- _Instruction A_
Answer these questions from the hiking passage:
(i) What did the caretaker call the road?
(ii) What grade did the road reach in places?
(iii) How long had the narrator been hiking on reaching around 5,000 feet?
- _Instruction B_
List every plant or animal that the hiking passage identifies by name.

***** Document passage *****

EXTREME CIRCUMSTANCES

From the July 2005 issue of The Christian Science Journal


THE PLAN WAS, I'd leave the wilderness cabin I'd been lent for two weeks and hike up a mountain where I'd camp at the start of the alpine. The caretaker at the mothballed logging camp drove me to the beginning of the road. He called it "The Road From Hell." Since I was backpacking by myself, I decided I'd stick to the roadbed. Safer. And the nice pilot who'd flown me into this remote inlet on the British Columbia coast had insisted I take his satellite cell phone. I'm a writing instructor—a recreational backpacker rather than a serious one.

It was August, and scorching. The first part of my hike, I was in the shade. But then switchbacks took me into direct sun. Later, I found out that in places, the grade was 30 percent. I saw nowhere I could camp. The trees were too small to hang a food bag from, and the area was full of black bears and grizzlies. Every time I stopped to pant, tiny biting flies swarmed me. Bug spray didn't deter them. Water was scarce. I noticed a few stagnant seeps, but there was highly poisonous Indian hellebore, veratrum viride, growing beside them. The leaves were weird, lilylike lances. The ugly green flowers were finished; what I saw now were the orange berries. And contaminated water.

After four and a half hours of hiking, I was around 5,000 feet and quiveringly close to tears. Stupid woman, I thought. You bit off more than you could chew. A bend in the road took me into temporary, hot shade and big Douglas firs. It'd be ugly scrambling over the slash to get to them, but I could do it.

***** Given records *****

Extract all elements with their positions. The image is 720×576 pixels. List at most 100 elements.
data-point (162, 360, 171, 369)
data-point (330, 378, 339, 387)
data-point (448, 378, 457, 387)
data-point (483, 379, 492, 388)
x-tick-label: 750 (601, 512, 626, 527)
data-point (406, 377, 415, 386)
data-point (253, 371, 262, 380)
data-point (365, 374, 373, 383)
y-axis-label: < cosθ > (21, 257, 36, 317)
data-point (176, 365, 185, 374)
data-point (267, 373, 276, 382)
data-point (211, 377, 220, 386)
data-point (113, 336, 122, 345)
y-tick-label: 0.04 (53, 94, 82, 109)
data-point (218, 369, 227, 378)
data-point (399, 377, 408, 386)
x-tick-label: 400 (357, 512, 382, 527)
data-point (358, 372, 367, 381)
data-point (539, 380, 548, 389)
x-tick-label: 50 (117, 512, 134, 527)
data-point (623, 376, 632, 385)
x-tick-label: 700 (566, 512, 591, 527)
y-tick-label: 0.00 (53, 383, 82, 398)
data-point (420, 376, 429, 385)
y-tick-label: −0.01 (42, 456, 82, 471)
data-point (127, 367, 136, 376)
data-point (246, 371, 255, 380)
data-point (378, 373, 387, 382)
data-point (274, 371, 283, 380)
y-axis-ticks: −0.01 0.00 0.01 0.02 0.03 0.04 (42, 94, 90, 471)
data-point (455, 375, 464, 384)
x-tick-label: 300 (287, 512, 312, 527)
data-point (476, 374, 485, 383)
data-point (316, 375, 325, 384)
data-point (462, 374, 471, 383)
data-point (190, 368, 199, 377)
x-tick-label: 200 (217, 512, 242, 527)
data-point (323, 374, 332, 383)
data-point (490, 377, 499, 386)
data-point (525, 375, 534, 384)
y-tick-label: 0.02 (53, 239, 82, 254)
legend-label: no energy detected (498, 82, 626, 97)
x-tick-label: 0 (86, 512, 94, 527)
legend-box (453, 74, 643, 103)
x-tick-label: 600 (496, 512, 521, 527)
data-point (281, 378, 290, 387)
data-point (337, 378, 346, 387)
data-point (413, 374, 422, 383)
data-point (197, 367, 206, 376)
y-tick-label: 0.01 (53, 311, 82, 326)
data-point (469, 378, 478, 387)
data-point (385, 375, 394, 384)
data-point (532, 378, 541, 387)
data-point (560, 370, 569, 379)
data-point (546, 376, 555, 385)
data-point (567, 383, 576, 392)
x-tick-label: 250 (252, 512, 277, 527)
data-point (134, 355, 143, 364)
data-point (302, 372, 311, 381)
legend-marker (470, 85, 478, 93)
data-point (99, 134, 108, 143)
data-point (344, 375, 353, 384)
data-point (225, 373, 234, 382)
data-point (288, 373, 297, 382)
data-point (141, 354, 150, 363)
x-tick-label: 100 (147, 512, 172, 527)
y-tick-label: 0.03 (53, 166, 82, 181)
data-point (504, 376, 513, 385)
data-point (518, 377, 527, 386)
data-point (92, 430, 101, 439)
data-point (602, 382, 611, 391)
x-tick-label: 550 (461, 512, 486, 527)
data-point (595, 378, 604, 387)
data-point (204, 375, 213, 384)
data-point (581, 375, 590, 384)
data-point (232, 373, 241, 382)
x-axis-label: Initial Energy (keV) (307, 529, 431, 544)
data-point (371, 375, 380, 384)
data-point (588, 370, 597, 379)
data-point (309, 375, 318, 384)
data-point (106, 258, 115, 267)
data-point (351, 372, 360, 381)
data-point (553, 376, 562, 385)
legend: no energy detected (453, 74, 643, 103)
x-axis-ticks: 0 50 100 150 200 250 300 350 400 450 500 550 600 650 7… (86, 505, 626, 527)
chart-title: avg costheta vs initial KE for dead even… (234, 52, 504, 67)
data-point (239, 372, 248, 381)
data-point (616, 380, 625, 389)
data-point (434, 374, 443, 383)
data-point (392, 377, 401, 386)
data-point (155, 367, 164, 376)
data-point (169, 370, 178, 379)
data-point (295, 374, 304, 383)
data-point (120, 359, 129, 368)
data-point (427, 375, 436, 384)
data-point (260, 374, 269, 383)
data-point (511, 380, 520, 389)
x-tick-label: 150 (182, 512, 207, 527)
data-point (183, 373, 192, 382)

*****

- _Solution A_
(i) "The Road From Hell."
(ii) 30 percent.
(iii) Four and a half hours.

- _Solution B_
- Black bears
- Grizzlies
- Indian hellebore (veratrum viride)
- Douglas firs